* _STATED TASK_
All of the material below is to be restated word for word, apart from the pictures.

* _INFORMATION SUPPLIED_
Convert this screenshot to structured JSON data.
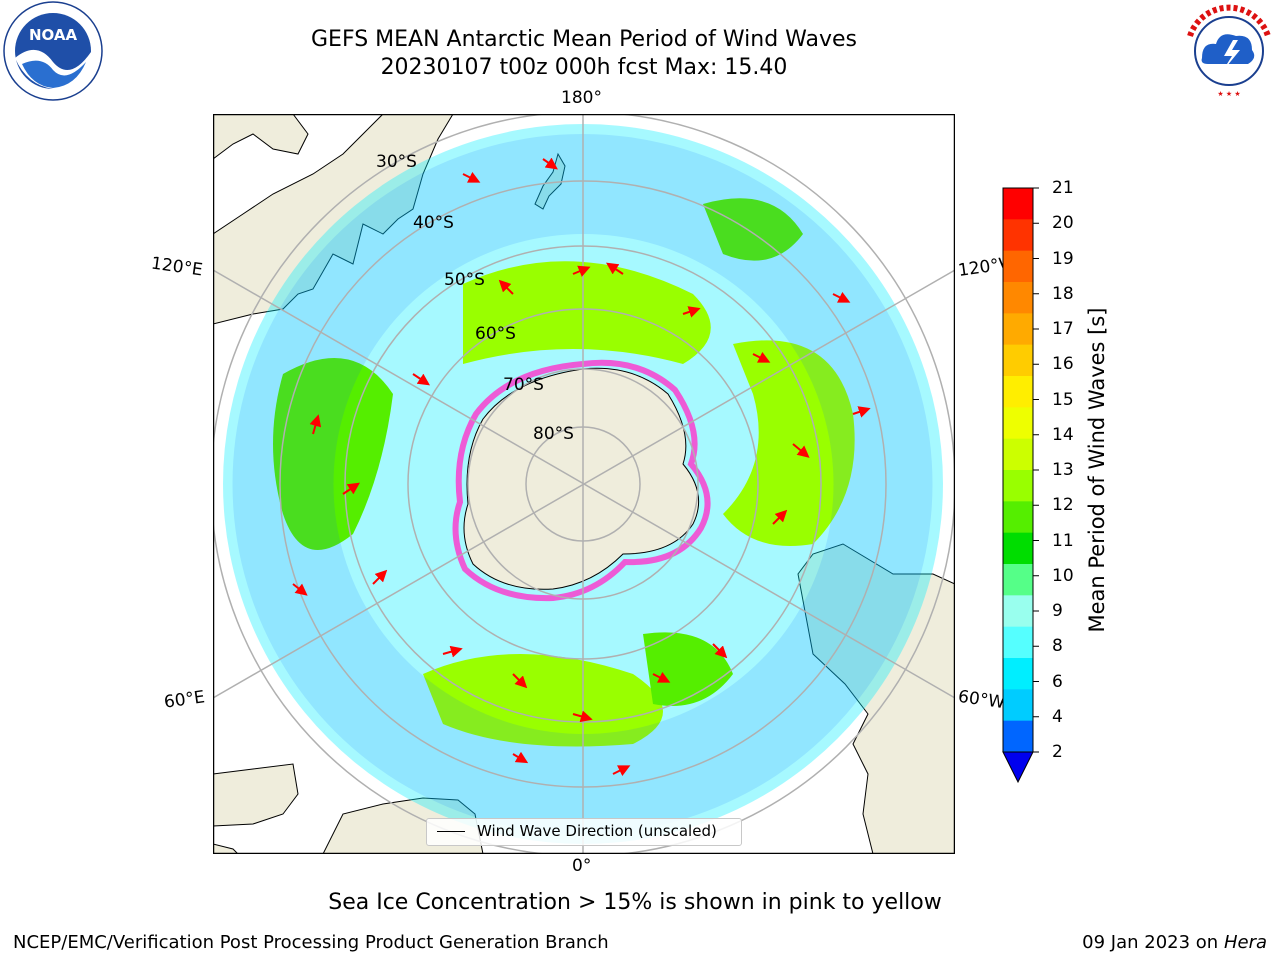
{
  "title": {
    "line1": "GEFS MEAN Antarctic Mean Period of Wind Waves",
    "line2": "20230107 t00z 000h fcst   Max: 15.40"
  },
  "logos": {
    "left": {
      "name": "noaa-logo",
      "text": "NOAA",
      "ring_text": "NATIONAL OCEANIC AND ATMOSPHERIC ADMINISTRATION · U.S. DEPARTMENT OF COMMERCE"
    },
    "right": {
      "name": "nws-logo",
      "ring_text": "NATIONAL WEATHER SERVICE"
    }
  },
  "map": {
    "projection": "south-polar-stereographic",
    "longitude_labels": {
      "top": "180°",
      "bottom": "0°",
      "upper_left": "120°E",
      "upper_right": "120°W",
      "lower_left": "60°E",
      "lower_right": "60°W"
    },
    "latitude_labels": [
      "30°S",
      "40°S",
      "50°S",
      "60°S",
      "70°S",
      "80°S"
    ],
    "colors": {
      "land": "#efeddc",
      "ocean_missing": "#ffffff",
      "arrow": "#ff0000",
      "grid": "#b0b0b0",
      "ice": "#ff33cc"
    }
  },
  "colorbar": {
    "label": "Mean Period of Wind Waves [s]",
    "ticks": [
      "21",
      "20",
      "19",
      "18",
      "17",
      "16",
      "15",
      "14",
      "13",
      "12",
      "11",
      "10",
      "9",
      "8",
      "6",
      "4",
      "2"
    ],
    "colors_top_to_bottom": [
      "#ff0000",
      "#ff3300",
      "#ff6600",
      "#ff8800",
      "#ffaa00",
      "#ffcc00",
      "#ffee00",
      "#eeff00",
      "#ccff00",
      "#99ff00",
      "#55ee00",
      "#00dd00",
      "#55ff88",
      "#99ffee",
      "#55ffff",
      "#00eeff",
      "#00ccff",
      "#0066ff"
    ],
    "extend_color": "#0000ee"
  },
  "legend": {
    "label": "Wind Wave Direction (unscaled)"
  },
  "footer": {
    "ice_note": "Sea Ice Concentration > 15% is shown in pink to yellow",
    "credit": "NCEP/EMC/Verification Post Processing Product Generation Branch",
    "date": "09 Jan 2023 on",
    "machine": "Hera"
  }
}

* _OUTPUT OF THE TASK_
Convert this screenshot to structured JSON data.
{
  "title": {
    "line1": "GEFS MEAN Antarctic Mean Period of Wind Waves",
    "line2": "20230107 t00z 000h fcst   Max: 15.40"
  },
  "logos": {
    "left": {
      "name": "noaa-logo",
      "text": "NOAA",
      "ring_text": "NATIONAL OCEANIC AND ATMOSPHERIC ADMINISTRATION · U.S. DEPARTMENT OF COMMERCE"
    },
    "right": {
      "name": "nws-logo",
      "ring_text": "NATIONAL WEATHER SERVICE"
    }
  },
  "map": {
    "projection": "south-polar-stereographic",
    "longitude_labels": {
      "top": "180°",
      "bottom": "0°",
      "upper_left": "120°E",
      "upper_right": "120°W",
      "lower_left": "60°E",
      "lower_right": "60°W"
    },
    "latitude_labels": [
      "30°S",
      "40°S",
      "50°S",
      "60°S",
      "70°S",
      "80°S"
    ],
    "colors": {
      "land": "#efeddc",
      "ocean_missing": "#ffffff",
      "arrow": "#ff0000",
      "grid": "#b0b0b0",
      "ice": "#ff33cc"
    }
  },
  "colorbar": {
    "label": "Mean Period of Wind Waves [s]",
    "ticks": [
      "21",
      "20",
      "19",
      "18",
      "17",
      "16",
      "15",
      "14",
      "13",
      "12",
      "11",
      "10",
      "9",
      "8",
      "6",
      "4",
      "2"
    ],
    "colors_top_to_bottom": [
      "#ff0000",
      "#ff3300",
      "#ff6600",
      "#ff8800",
      "#ffaa00",
      "#ffcc00",
      "#ffee00",
      "#eeff00",
      "#ccff00",
      "#99ff00",
      "#55ee00",
      "#00dd00",
      "#55ff88",
      "#99ffee",
      "#55ffff",
      "#00eeff",
      "#00ccff",
      "#0066ff"
    ],
    "extend_color": "#0000ee"
  },
  "legend": {
    "label": "Wind Wave Direction (unscaled)"
  },
  "footer": {
    "ice_note": "Sea Ice Concentration > 15% is shown in pink to yellow",
    "credit": "NCEP/EMC/Verification Post Processing Product Generation Branch",
    "date": "09 Jan 2023 on",
    "machine": "Hera"
  }
}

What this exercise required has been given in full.